= Work to do =
Search the records for "JSON". Copy every line where it appears.

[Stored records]
-.-.-

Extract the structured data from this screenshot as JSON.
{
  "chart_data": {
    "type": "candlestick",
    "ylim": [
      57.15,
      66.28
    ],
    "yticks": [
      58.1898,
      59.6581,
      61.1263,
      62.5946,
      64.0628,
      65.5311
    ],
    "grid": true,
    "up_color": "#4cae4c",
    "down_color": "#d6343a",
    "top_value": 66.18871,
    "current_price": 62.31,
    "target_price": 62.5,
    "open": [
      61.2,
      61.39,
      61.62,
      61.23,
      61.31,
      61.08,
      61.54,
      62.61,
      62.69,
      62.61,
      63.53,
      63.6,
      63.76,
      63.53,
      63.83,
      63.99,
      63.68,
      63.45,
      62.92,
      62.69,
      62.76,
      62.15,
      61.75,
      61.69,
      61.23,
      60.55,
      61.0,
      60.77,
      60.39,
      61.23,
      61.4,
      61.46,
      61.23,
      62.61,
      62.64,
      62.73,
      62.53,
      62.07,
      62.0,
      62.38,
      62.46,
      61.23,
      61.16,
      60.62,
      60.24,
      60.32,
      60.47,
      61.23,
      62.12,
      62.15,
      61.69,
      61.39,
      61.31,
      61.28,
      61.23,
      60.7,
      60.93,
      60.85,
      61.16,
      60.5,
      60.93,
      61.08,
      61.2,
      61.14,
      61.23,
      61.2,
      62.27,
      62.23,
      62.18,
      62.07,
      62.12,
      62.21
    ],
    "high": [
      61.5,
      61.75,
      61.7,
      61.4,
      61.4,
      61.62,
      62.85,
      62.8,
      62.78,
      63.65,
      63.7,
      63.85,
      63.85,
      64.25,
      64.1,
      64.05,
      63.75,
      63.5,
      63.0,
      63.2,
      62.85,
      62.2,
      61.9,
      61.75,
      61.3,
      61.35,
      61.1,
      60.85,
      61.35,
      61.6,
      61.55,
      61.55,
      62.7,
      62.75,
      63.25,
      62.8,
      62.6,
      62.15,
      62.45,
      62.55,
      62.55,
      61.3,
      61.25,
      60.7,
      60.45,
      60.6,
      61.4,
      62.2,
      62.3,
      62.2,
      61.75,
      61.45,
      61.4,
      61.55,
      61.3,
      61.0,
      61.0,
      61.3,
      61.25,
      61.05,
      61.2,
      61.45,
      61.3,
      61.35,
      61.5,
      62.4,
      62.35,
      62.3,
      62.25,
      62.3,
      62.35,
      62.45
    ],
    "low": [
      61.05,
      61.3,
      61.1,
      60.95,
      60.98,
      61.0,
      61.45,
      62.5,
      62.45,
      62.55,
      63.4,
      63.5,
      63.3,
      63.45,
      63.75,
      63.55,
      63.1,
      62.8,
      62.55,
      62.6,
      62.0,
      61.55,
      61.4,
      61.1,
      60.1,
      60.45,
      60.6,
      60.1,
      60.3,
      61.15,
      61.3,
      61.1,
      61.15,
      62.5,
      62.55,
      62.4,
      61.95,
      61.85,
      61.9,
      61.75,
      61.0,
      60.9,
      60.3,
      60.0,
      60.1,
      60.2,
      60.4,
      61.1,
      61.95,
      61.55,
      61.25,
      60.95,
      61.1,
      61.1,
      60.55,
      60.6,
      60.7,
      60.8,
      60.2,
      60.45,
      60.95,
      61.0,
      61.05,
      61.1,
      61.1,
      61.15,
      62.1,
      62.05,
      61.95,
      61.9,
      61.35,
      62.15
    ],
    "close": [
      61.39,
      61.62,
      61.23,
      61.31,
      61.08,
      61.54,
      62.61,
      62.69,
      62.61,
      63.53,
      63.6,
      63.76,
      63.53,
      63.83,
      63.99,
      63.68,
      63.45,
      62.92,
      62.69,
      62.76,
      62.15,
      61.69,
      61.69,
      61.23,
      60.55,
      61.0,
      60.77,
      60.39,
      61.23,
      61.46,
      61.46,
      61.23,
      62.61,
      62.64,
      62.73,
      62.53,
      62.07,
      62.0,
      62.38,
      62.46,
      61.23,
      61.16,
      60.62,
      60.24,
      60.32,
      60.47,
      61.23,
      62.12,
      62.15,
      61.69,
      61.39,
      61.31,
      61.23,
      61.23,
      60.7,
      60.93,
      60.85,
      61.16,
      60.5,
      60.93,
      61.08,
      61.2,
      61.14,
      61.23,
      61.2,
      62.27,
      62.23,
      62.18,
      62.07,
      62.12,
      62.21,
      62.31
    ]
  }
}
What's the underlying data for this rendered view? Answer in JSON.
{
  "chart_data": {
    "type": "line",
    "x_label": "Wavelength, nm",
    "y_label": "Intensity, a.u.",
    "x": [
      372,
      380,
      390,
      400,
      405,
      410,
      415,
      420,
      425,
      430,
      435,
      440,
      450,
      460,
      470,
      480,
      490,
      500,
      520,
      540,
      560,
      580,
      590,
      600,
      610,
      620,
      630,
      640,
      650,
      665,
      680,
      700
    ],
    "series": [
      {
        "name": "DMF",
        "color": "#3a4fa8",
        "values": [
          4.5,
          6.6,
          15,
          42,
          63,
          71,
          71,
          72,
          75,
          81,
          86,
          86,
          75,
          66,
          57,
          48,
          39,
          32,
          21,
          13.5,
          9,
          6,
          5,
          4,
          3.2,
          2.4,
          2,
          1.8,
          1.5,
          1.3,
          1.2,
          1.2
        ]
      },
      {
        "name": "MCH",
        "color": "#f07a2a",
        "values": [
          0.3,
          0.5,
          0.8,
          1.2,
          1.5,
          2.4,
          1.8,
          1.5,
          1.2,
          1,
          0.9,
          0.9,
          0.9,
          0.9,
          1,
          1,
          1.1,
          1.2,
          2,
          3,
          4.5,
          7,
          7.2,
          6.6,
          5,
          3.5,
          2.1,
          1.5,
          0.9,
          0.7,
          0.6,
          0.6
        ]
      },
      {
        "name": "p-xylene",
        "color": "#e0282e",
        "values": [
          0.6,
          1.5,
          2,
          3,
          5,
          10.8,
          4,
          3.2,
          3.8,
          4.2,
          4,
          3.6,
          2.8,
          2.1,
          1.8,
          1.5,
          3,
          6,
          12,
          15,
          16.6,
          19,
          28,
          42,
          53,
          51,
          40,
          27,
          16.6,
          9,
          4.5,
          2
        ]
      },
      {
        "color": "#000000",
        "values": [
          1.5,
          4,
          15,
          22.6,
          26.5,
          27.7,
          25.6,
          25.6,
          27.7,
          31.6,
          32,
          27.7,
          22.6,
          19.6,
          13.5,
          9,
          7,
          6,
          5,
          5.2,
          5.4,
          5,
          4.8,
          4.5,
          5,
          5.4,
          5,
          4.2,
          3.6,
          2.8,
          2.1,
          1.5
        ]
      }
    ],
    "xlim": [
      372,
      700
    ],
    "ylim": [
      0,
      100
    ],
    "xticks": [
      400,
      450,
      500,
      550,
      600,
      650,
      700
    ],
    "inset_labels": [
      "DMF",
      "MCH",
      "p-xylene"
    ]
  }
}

-.-.-

= Output =
Extract the structured data from this screenshot as JSON.
What's the underlying data for this rendered view? Answer in JSON.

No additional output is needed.